### STATED PROBLEM
Pictures don't belong in the copy; print all the records exactly.

### TASK INPUTS
----

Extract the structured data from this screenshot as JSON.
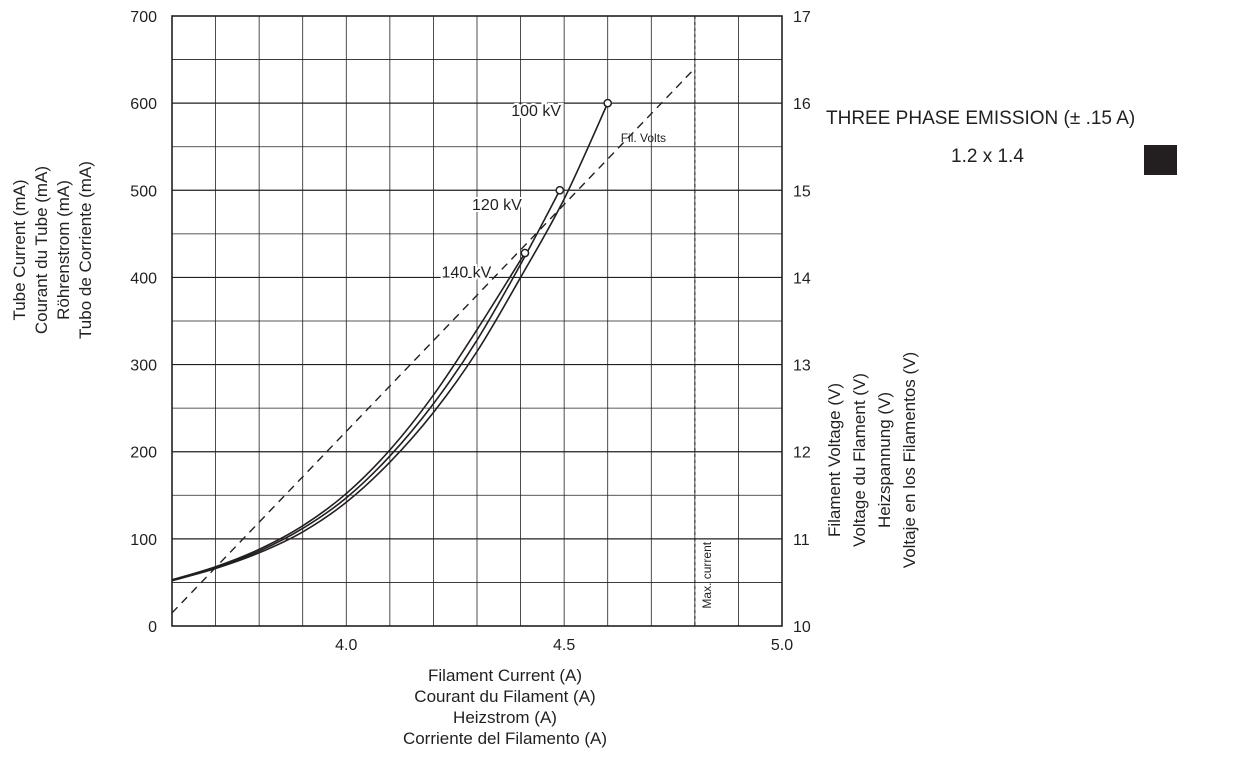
{
  "chart_data": {
    "type": "line",
    "title": "",
    "xlabel": [
      "Filament Current (A)",
      "Courant du Filament (A)",
      "Heizstrom (A)",
      "Corriente del Filamento (A)"
    ],
    "ylabel": [
      "Tube Current (mA)",
      "Courant du Tube (mA)",
      "Röhrenstrom (mA)",
      "Tubo de Corriente (mA)"
    ],
    "y2label": [
      "Filament Voltage (V)",
      "Voltage du Flament  (V)",
      "Heizspannung (V)",
      "Voltaje en los Filamentos (V)"
    ],
    "xlim": [
      3.6,
      5.0
    ],
    "ylim": [
      0,
      700
    ],
    "y2lim": [
      10,
      17
    ],
    "x_ticks": [
      {
        "value": 4.0,
        "label": "4.0"
      },
      {
        "value": 4.5,
        "label": "4.5"
      },
      {
        "value": 5.0,
        "label": "5.0"
      }
    ],
    "y_ticks": [
      {
        "value": 0,
        "label": "0"
      },
      {
        "value": 100,
        "label": "100"
      },
      {
        "value": 200,
        "label": "200"
      },
      {
        "value": 300,
        "label": "300"
      },
      {
        "value": 400,
        "label": "400"
      },
      {
        "value": 500,
        "label": "500"
      },
      {
        "value": 600,
        "label": "600"
      },
      {
        "value": 700,
        "label": "700"
      }
    ],
    "y2_ticks": [
      {
        "value": 10,
        "label": "10"
      },
      {
        "value": 11,
        "label": "11"
      },
      {
        "value": 12,
        "label": "12"
      },
      {
        "value": 13,
        "label": "13"
      },
      {
        "value": 14,
        "label": "14"
      },
      {
        "value": 15,
        "label": "15"
      },
      {
        "value": 16,
        "label": "16"
      },
      {
        "value": 17,
        "label": "17"
      }
    ],
    "x_minor_step": 0.1,
    "y_minor_step": 50,
    "grid": true,
    "series": [
      {
        "name": "100 kV",
        "axis": "left",
        "style": "solid",
        "end_marker": true,
        "x": [
          3.6,
          3.7,
          3.8,
          3.9,
          4.0,
          4.1,
          4.2,
          4.3,
          4.4,
          4.5,
          4.6
        ],
        "y": [
          52,
          66,
          84,
          108,
          142,
          188,
          245,
          315,
          400,
          490,
          600
        ]
      },
      {
        "name": "120 kV",
        "axis": "left",
        "style": "solid",
        "end_marker": true,
        "x": [
          3.6,
          3.7,
          3.8,
          3.9,
          4.0,
          4.1,
          4.2,
          4.3,
          4.4,
          4.49
        ],
        "y": [
          52,
          67,
          86,
          112,
          147,
          195,
          255,
          328,
          415,
          500
        ]
      },
      {
        "name": "140 kV",
        "axis": "left",
        "style": "solid",
        "end_marker": true,
        "x": [
          3.6,
          3.7,
          3.8,
          3.9,
          4.0,
          4.1,
          4.2,
          4.3,
          4.41
        ],
        "y": [
          53,
          68,
          88,
          115,
          152,
          202,
          265,
          340,
          428
        ]
      },
      {
        "name": "Fil. Volts",
        "axis": "right",
        "style": "dashed",
        "end_marker": false,
        "x": [
          3.6,
          4.8
        ],
        "y": [
          10.15,
          16.4
        ]
      }
    ],
    "annotations": [
      {
        "text": "100 kV",
        "x": 4.47,
        "y": 592
      },
      {
        "text": "120 kV",
        "x": 4.38,
        "y": 484
      },
      {
        "text": "140 kV",
        "x": 4.31,
        "y": 407
      },
      {
        "text": "Fil. Volts",
        "x": 4.6,
        "y": 15.6,
        "axis": "right"
      },
      {
        "text": "Max. current",
        "x": 4.8,
        "y": 20,
        "rotate": true
      }
    ],
    "vlines": [
      {
        "x": 4.8,
        "style": "dotted",
        "label": "Max. current"
      }
    ]
  },
  "legend": {
    "title": "THREE PHASE EMISSION (± .15 A)",
    "focal_spot": "1.2 x 1.4",
    "swatch_color": "#231f20"
  }
}
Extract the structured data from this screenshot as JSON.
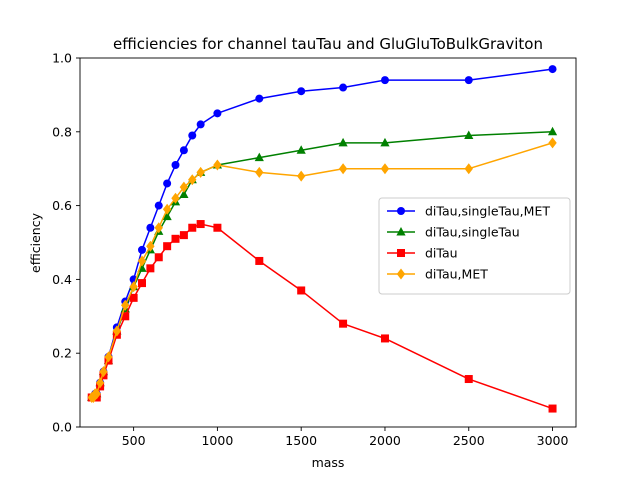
{
  "chart_data": {
    "type": "line",
    "title": "efficiencies for channel tauTau and GluGluToBulkGraviton",
    "xlabel": "mass",
    "ylabel": "efficiency",
    "xlim": [
      180,
      3140
    ],
    "ylim": [
      0.0,
      1.0
    ],
    "x_ticks": [
      500,
      1000,
      1500,
      2000,
      2500,
      3000
    ],
    "y_ticks": [
      0.0,
      0.2,
      0.4,
      0.6,
      0.8,
      1.0
    ],
    "grid": false,
    "legend_position": "center-right",
    "series": [
      {
        "name": "diTau,singleTau,MET",
        "color": "#0000ff",
        "marker": "circle",
        "x": [
          250,
          260,
          270,
          280,
          300,
          320,
          350,
          400,
          450,
          500,
          550,
          600,
          650,
          700,
          750,
          800,
          850,
          900,
          1000,
          1250,
          1500,
          1750,
          2000,
          2500,
          3000
        ],
        "y": [
          0.08,
          0.08,
          0.09,
          0.09,
          0.12,
          0.15,
          0.19,
          0.27,
          0.34,
          0.4,
          0.48,
          0.54,
          0.6,
          0.66,
          0.71,
          0.75,
          0.79,
          0.82,
          0.85,
          0.89,
          0.91,
          0.92,
          0.94,
          0.94,
          0.97
        ]
      },
      {
        "name": "diTau,singleTau",
        "color": "#008000",
        "marker": "triangle",
        "x": [
          250,
          260,
          270,
          280,
          300,
          320,
          350,
          400,
          450,
          500,
          550,
          600,
          650,
          700,
          750,
          800,
          850,
          900,
          1000,
          1250,
          1500,
          1750,
          2000,
          2500,
          3000
        ],
        "y": [
          0.08,
          0.08,
          0.08,
          0.09,
          0.12,
          0.15,
          0.18,
          0.26,
          0.32,
          0.38,
          0.43,
          0.48,
          0.53,
          0.57,
          0.61,
          0.63,
          0.67,
          0.69,
          0.71,
          0.73,
          0.75,
          0.77,
          0.77,
          0.79,
          0.8
        ]
      },
      {
        "name": "diTau",
        "color": "#ff0000",
        "marker": "square",
        "x": [
          250,
          260,
          270,
          280,
          300,
          320,
          350,
          400,
          450,
          500,
          550,
          600,
          650,
          700,
          750,
          800,
          850,
          900,
          1000,
          1250,
          1500,
          1750,
          2000,
          2500,
          3000
        ],
        "y": [
          0.08,
          0.08,
          0.08,
          0.08,
          0.11,
          0.14,
          0.18,
          0.25,
          0.3,
          0.35,
          0.39,
          0.43,
          0.46,
          0.49,
          0.51,
          0.52,
          0.54,
          0.55,
          0.54,
          0.45,
          0.37,
          0.28,
          0.24,
          0.13,
          0.05
        ]
      },
      {
        "name": "diTau,MET",
        "color": "#ffa500",
        "marker": "diamond",
        "x": [
          250,
          260,
          270,
          280,
          300,
          320,
          350,
          400,
          450,
          500,
          550,
          600,
          650,
          700,
          750,
          800,
          850,
          900,
          1000,
          1250,
          1500,
          1750,
          2000,
          2500,
          3000
        ],
        "y": [
          0.08,
          0.08,
          0.09,
          0.09,
          0.12,
          0.15,
          0.19,
          0.26,
          0.33,
          0.38,
          0.45,
          0.49,
          0.54,
          0.59,
          0.62,
          0.65,
          0.67,
          0.69,
          0.71,
          0.69,
          0.68,
          0.7,
          0.7,
          0.7,
          0.77
        ]
      }
    ]
  }
}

----

### WRITTEN REPLY
Extract the structured data from this screenshot as JSON.
{
  "chart_data": {
    "type": "line",
    "title": "",
    "xlabel": [
      "Filament Current (A)",
      "Courant du Filament (A)",
      "Heizstrom (A)",
      "Corriente del Filamento (A)"
    ],
    "ylabel": [
      "Tube Current (mA)",
      "Courant du Tube (mA)",
      "Röhrenstrom (mA)",
      "Tubo de Corriente (mA)"
    ],
    "y2label": [
      "Filament Voltage (V)",
      "Voltage du Flament  (V)",
      "Heizspannung (V)",
      "Voltaje en los Filamentos (V)"
    ],
    "xlim": [
      3.6,
      5.0
    ],
    "ylim": [
      0,
      700
    ],
    "y2lim": [
      10,
      17
    ],
    "x_ticks": [
      {
        "value": 4.0,
        "label": "4.0"
      },
      {
        "value": 4.5,
        "label": "4.5"
      },
      {
        "value": 5.0,
        "label": "5.0"
      }
    ],
    "y_ticks": [
      {
        "value": 0,
        "label": "0"
      },
      {
        "value": 100,
        "label": "100"
      },
      {
        "value": 200,
        "label": "200"
      },
      {
        "value": 300,
        "label": "300"
      },
      {
        "value": 400,
        "label": "400"
      },
      {
        "value": 500,
        "label": "500"
      },
      {
        "value": 600,
        "label": "600"
      },
      {
        "value": 700,
        "label": "700"
      }
    ],
    "y2_ticks": [
      {
        "value": 10,
        "label": "10"
      },
      {
        "value": 11,
        "label": "11"
      },
      {
        "value": 12,
        "label": "12"
      },
      {
        "value": 13,
        "label": "13"
      },
      {
        "value": 14,
        "label": "14"
      },
      {
        "value": 15,
        "label": "15"
      },
      {
        "value": 16,
        "label": "16"
      },
      {
        "value": 17,
        "label": "17"
      }
    ],
    "x_minor_step": 0.1,
    "y_minor_step": 50,
    "grid": true,
    "series": [
      {
        "name": "100 kV",
        "axis": "left",
        "style": "solid",
        "end_marker": true,
        "x": [
          3.6,
          3.7,
          3.8,
          3.9,
          4.0,
          4.1,
          4.2,
          4.3,
          4.4,
          4.5,
          4.6
        ],
        "y": [
          52,
          66,
          84,
          108,
          142,
          188,
          245,
          315,
          400,
          490,
          600
        ]
      },
      {
        "name": "120 kV",
        "axis": "left",
        "style": "solid",
        "end_marker": true,
        "x": [
          3.6,
          3.7,
          3.8,
          3.9,
          4.0,
          4.1,
          4.2,
          4.3,
          4.4,
          4.49
        ],
        "y": [
          52,
          67,
          86,
          112,
          147,
          195,
          255,
          328,
          415,
          500
        ]
      },
      {
        "name": "140 kV",
        "axis": "left",
        "style": "solid",
        "end_marker": true,
        "x": [
          3.6,
          3.7,
          3.8,
          3.9,
          4.0,
          4.1,
          4.2,
          4.3,
          4.41
        ],
        "y": [
          53,
          68,
          88,
          115,
          152,
          202,
          265,
          340,
          428
        ]
      },
      {
        "name": "Fil. Volts",
        "axis": "right",
        "style": "dashed",
        "end_marker": false,
        "x": [
          3.6,
          4.8
        ],
        "y": [
          10.15,
          16.4
        ]
      }
    ],
    "annotations": [
      {
        "text": "100 kV",
        "x": 4.47,
        "y": 592
      },
      {
        "text": "120 kV",
        "x": 4.38,
        "y": 484
      },
      {
        "text": "140 kV",
        "x": 4.31,
        "y": 407
      },
      {
        "text": "Fil. Volts",
        "x": 4.6,
        "y": 15.6,
        "axis": "right"
      },
      {
        "text": "Max. current",
        "x": 4.8,
        "y": 20,
        "rotate": true
      }
    ],
    "vlines": [
      {
        "x": 4.8,
        "style": "dotted",
        "label": "Max. current"
      }
    ]
  },
  "legend": {
    "title": "THREE PHASE EMISSION (± .15 A)",
    "focal_spot": "1.2 x 1.4",
    "swatch_color": "#231f20"
  }
}
Extract the structured data from this screenshot as JSON.
{
  "chart_data": {
    "type": "line",
    "title": "efficiencies for channel tauTau and GluGluToBulkGraviton",
    "xlabel": "mass",
    "ylabel": "efficiency",
    "xlim": [
      180,
      3140
    ],
    "ylim": [
      0.0,
      1.0
    ],
    "x_ticks": [
      500,
      1000,
      1500,
      2000,
      2500,
      3000
    ],
    "y_ticks": [
      0.0,
      0.2,
      0.4,
      0.6,
      0.8,
      1.0
    ],
    "grid": false,
    "legend_position": "center-right",
    "series": [
      {
        "name": "diTau,singleTau,MET",
        "color": "#0000ff",
        "marker": "circle",
        "x": [
          250,
          260,
          270,
          280,
          300,
          320,
          350,
          400,
          450,
          500,
          550,
          600,
          650,
          700,
          750,
          800,
          850,
          900,
          1000,
          1250,
          1500,
          1750,
          2000,
          2500,
          3000
        ],
        "y": [
          0.08,
          0.08,
          0.09,
          0.09,
          0.12,
          0.15,
          0.19,
          0.27,
          0.34,
          0.4,
          0.48,
          0.54,
          0.6,
          0.66,
          0.71,
          0.75,
          0.79,
          0.82,
          0.85,
          0.89,
          0.91,
          0.92,
          0.94,
          0.94,
          0.97
        ]
      },
      {
        "name": "diTau,singleTau",
        "color": "#008000",
        "marker": "triangle",
        "x": [
          250,
          260,
          270,
          280,
          300,
          320,
          350,
          400,
          450,
          500,
          550,
          600,
          650,
          700,
          750,
          800,
          850,
          900,
          1000,
          1250,
          1500,
          1750,
          2000,
          2500,
          3000
        ],
        "y": [
          0.08,
          0.08,
          0.08,
          0.09,
          0.12,
          0.15,
          0.18,
          0.26,
          0.32,
          0.38,
          0.43,
          0.48,
          0.53,
          0.57,
          0.61,
          0.63,
          0.67,
          0.69,
          0.71,
          0.73,
          0.75,
          0.77,
          0.77,
          0.79,
          0.8
        ]
      },
      {
        "name": "diTau",
        "color": "#ff0000",
        "marker": "square",
        "x": [
          250,
          260,
          270,
          280,
          300,
          320,
          350,
          400,
          450,
          500,
          550,
          600,
          650,
          700,
          750,
          800,
          850,
          900,
          1000,
          1250,
          1500,
          1750,
          2000,
          2500,
          3000
        ],
        "y": [
          0.08,
          0.08,
          0.08,
          0.08,
          0.11,
          0.14,
          0.18,
          0.25,
          0.3,
          0.35,
          0.39,
          0.43,
          0.46,
          0.49,
          0.51,
          0.52,
          0.54,
          0.55,
          0.54,
          0.45,
          0.37,
          0.28,
          0.24,
          0.13,
          0.05
        ]
      },
      {
        "name": "diTau,MET",
        "color": "#ffa500",
        "marker": "diamond",
        "x": [
          250,
          260,
          270,
          280,
          300,
          320,
          350,
          400,
          450,
          500,
          550,
          600,
          650,
          700,
          750,
          800,
          850,
          900,
          1000,
          1250,
          1500,
          1750,
          2000,
          2500,
          3000
        ],
        "y": [
          0.08,
          0.08,
          0.09,
          0.09,
          0.12,
          0.15,
          0.19,
          0.26,
          0.33,
          0.38,
          0.45,
          0.49,
          0.54,
          0.59,
          0.62,
          0.65,
          0.67,
          0.69,
          0.71,
          0.69,
          0.68,
          0.7,
          0.7,
          0.7,
          0.77
        ]
      }
    ]
  }
}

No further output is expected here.